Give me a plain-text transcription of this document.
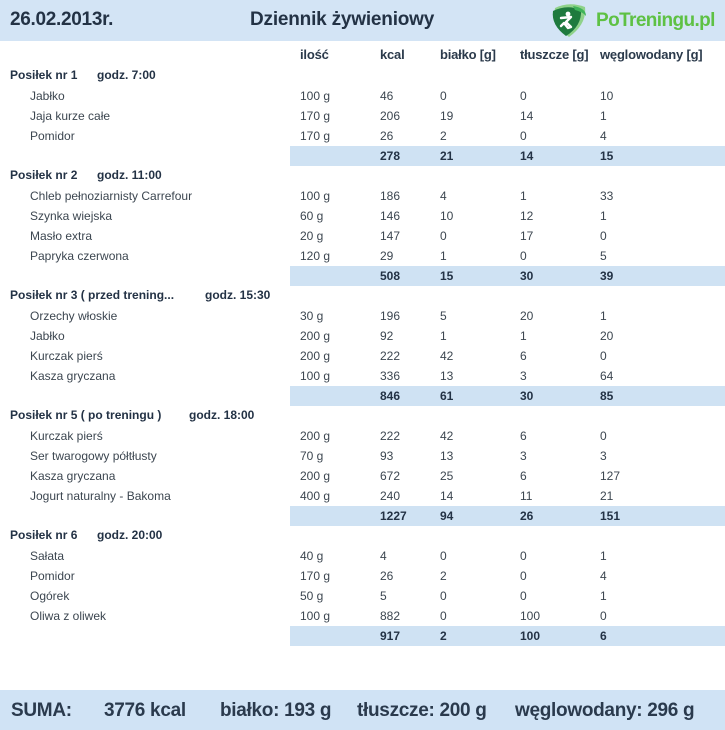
26.02.2013r.	Dziennik żywieniowy	PoTreningu.pl
ilość	kcal	białko [g] tłuszcze [g] węglowodany [g]
Posiłek nr 1 godz. 7:00
Jabłko	100 g	46	0	0	10
Jaja kurze całe	170 g	206	19	14	1
Pomidor	170 g	26	2	0	4
278	21	14	15
Posiłek nr 2 godz. 11:00
Chleb pełnoziarnisty Carrefour	100 g	186	4	1	33
Szynka wiejska	60 g	146	10	12	1
Masło extra	20 g	147	0	17	0
Papryka czerwona	120 g	29	1	0	5
508	15	30	39
Posiłek nr 3 ( przed trening...	godz. 15:30
Orzechy włoskie	30 g	196	5	20	1
Jabłko	200 g	92	1	1	20
Kurczak pierś	200 g	222	42	6	0
Kasza gryczana	100 g	336	13	3	64
846	61	30	85
Posiłek nr 5 ( po treningu ) godz. 18:00
Kurczak pierś	200 g	222	42	6	0
Ser twarogowy półtłusty	70 g	93	13	3	3
Kasza gryczana	200 g	672	25	6	127
Jogurt naturalny - Bakoma	400 g	240	14	11	21
1227	94	26	151
Posiłek nr 6 godz. 20:00
Sałata	40 g	4	0	0	1
Pomidor	170 g	26	2	0	4
Ogórek	50 g	5	0	0	1
Oliwa z oliwek	100 g	882	0	100	0
917	2	100	6
SUMA: 3776 kcal białko: 193 g tłuszcze: 200 g węglowodany: 296 g
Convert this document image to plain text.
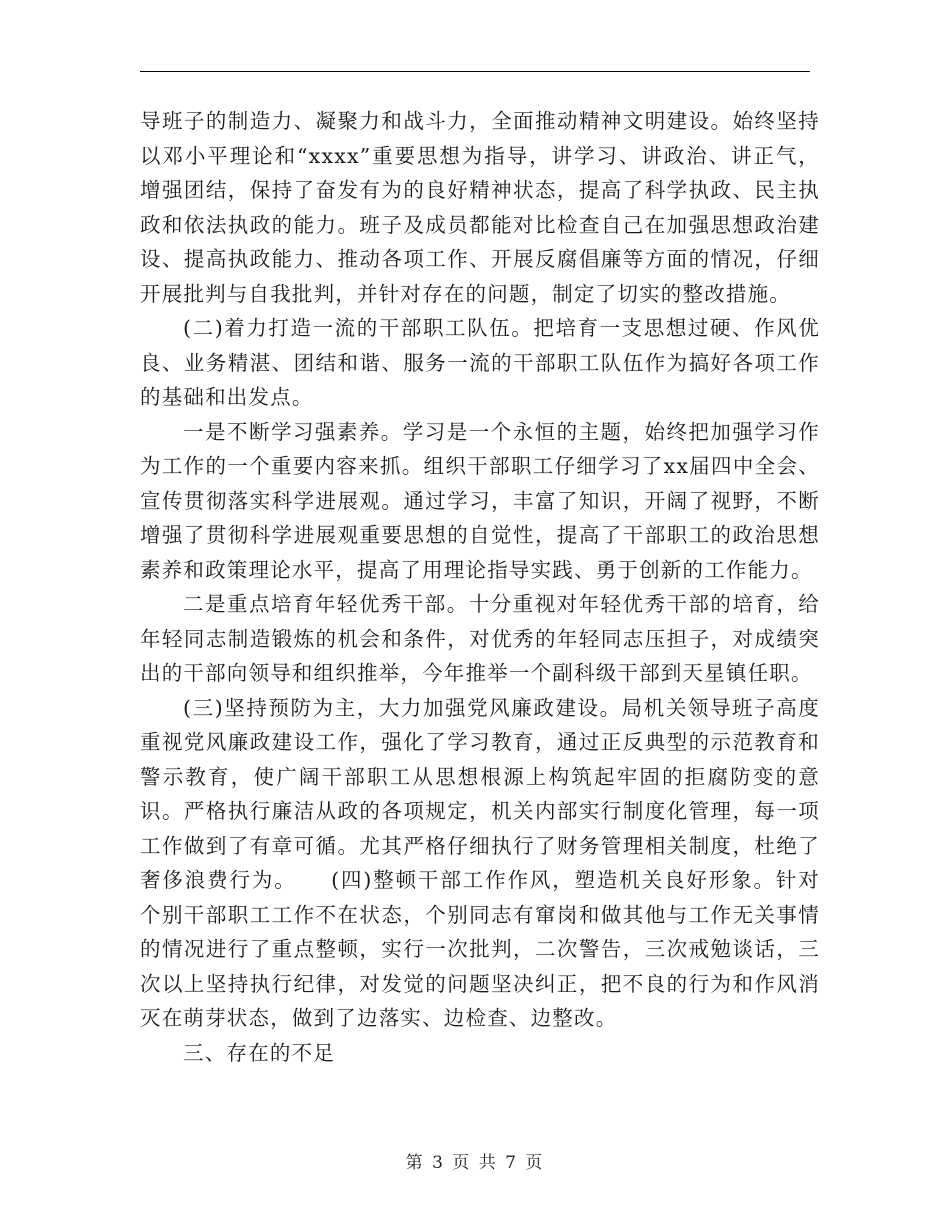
导班子的制造力、凝聚力和战斗力，全面推动精神文明建设。始终坚持以邓小平理论和“xxxx”重要思想为指导，讲学习、讲政治、讲正气，增强团结，保持了奋发有为的良好精神状态，提高了科学执政、民主执政和依法执政的能力。班子及成员都能对比检查自己在加强思想政治建设、提高执政能力、推动各项工作、开展反腐倡廉等方面的情况，仔细开展批判与自我批判，并针对存在的问题，制定了切实的整改措施。

(二)着力打造一流的干部职工队伍。把培育一支思想过硬、作风优良、业务精湛、团结和谐、服务一流的干部职工队伍作为搞好各项工作的基础和出发点。

一是不断学习强素养。学习是一个永恒的主题，始终把加强学习作为工作的一个重要内容来抓。组织干部职工仔细学习了xx届四中全会、宣传贯彻落实科学进展观。通过学习，丰富了知识，开阔了视野，不断增强了贯彻科学进展观重要思想的自觉性，提高了干部职工的政治思想素养和政策理论水平，提高了用理论指导实践、勇于创新的工作能力。

二是重点培育年轻优秀干部。十分重视对年轻优秀干部的培育，给年轻同志制造锻炼的机会和条件，对优秀的年轻同志压担子，对成绩突出的干部向领导和组织推举，今年推举一个副科级干部到天星镇任职。

(三)坚持预防为主，大力加强党风廉政建设。局机关领导班子高度重视党风廉政建设工作，强化了学习教育，通过正反典型的示范教育和警示教育，使广阔干部职工从思想根源上构筑起牢固的拒腐防变的意识。严格执行廉洁从政的各项规定，机关内部实行制度化管理，每一项工作做到了有章可循。尤其严格仔细执行了财务管理相关制度，杜绝了奢侈浪费行为。　　(四)整顿干部工作作风，塑造机关良好形象。针对个别干部职工工作不在状态，个别同志有窜岗和做其他与工作无关事情的情况进行了重点整顿，实行一次批判，二次警告，三次戒勉谈话，三次以上坚持执行纪律，对发觉的问题坚决纠正，把不良的行为和作风消灭在萌芽状态，做到了边落实、边检查、边整改。

三、存在的不足

第 3 页 共 7 页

• • • • •

Work instructions
Extract, from the listing above, every line where the string "godz" occurs.

Reply to the task
Posiłek nr 1 godz. 7:00
Posiłek nr 2 godz. 11:00
Posiłek nr 3 ( przed trening...	godz. 15:30
Posiłek nr 5 ( po treningu ) godz. 18:00
Posiłek nr 6 godz. 20:00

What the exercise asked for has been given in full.